**Material supplied:**
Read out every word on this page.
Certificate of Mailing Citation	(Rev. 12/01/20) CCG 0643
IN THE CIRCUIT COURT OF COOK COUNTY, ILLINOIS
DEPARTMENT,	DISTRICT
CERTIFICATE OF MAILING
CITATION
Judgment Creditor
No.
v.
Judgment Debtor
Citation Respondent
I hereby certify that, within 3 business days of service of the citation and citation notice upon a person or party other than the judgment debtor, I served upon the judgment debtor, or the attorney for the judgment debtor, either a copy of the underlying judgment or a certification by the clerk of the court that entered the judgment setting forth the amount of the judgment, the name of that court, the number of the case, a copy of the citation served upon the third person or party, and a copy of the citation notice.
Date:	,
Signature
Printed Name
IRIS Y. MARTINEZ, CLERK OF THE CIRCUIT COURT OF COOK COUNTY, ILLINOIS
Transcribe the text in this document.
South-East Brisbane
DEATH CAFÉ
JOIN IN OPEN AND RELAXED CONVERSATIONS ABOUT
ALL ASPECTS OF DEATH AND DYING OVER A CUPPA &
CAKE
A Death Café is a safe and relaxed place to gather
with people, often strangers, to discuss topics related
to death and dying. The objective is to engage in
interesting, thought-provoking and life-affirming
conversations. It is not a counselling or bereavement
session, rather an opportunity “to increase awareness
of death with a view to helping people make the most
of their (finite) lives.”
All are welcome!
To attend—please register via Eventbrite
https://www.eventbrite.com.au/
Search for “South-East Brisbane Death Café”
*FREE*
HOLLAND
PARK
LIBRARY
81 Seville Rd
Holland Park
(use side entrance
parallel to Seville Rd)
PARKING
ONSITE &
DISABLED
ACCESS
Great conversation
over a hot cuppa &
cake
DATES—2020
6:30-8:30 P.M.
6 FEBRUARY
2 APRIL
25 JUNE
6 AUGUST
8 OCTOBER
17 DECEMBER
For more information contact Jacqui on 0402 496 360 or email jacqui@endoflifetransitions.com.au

**Prompt:** In this exercise, repeat all entries exactly.

**Exercise solution:**
Read out every word on this page.
Certificate of Mailing Citation	(Rev. 12/01/20) CCG 0643
IN THE CIRCUIT COURT OF COOK COUNTY, ILLINOIS
DEPARTMENT,	DISTRICT
CERTIFICATE OF MAILING
CITATION
Judgment Creditor
No.
v.
Judgment Debtor
Citation Respondent
I hereby certify that, within 3 business days of service of the citation and citation notice upon a person or party other than the judgment debtor, I served upon the judgment debtor, or the attorney for the judgment debtor, either a copy of the underlying judgment or a certification by the clerk of the court that entered the judgment setting forth the amount of the judgment, the name of that court, the number of the case, a copy of the citation served upon the third person or party, and a copy of the citation notice.
Date:	,
Signature
Printed Name
IRIS Y. MARTINEZ, CLERK OF THE CIRCUIT COURT OF COOK COUNTY, ILLINOIS
Transcribe the text in this document.
South-East Brisbane
DEATH CAFÉ
JOIN IN OPEN AND RELAXED CONVERSATIONS ABOUT
ALL ASPECTS OF DEATH AND DYING OVER A CUPPA &
CAKE
A Death Café is a safe and relaxed place to gather
with people, often strangers, to discuss topics related
to death and dying. The objective is to engage in
interesting, thought-provoking and life-affirming
conversations. It is not a counselling or bereavement
session, rather an opportunity “to increase awareness
of death with a view to helping people make the most
of their (finite) lives.”
All are welcome!
To attend—please register via Eventbrite
https://www.eventbrite.com.au/
Search for “South-East Brisbane Death Café”
*FREE*
HOLLAND
PARK
LIBRARY
81 Seville Rd
Holland Park
(use side entrance
parallel to Seville Rd)
PARKING
ONSITE &
DISABLED
ACCESS
Great conversation
over a hot cuppa &
cake
DATES—2020
6:30-8:30 P.M.
6 FEBRUARY
2 APRIL
25 JUNE
6 AUGUST
8 OCTOBER
17 DECEMBER
For more information contact Jacqui on 0402 496 360 or email jacqui@endoflifetransitions.com.au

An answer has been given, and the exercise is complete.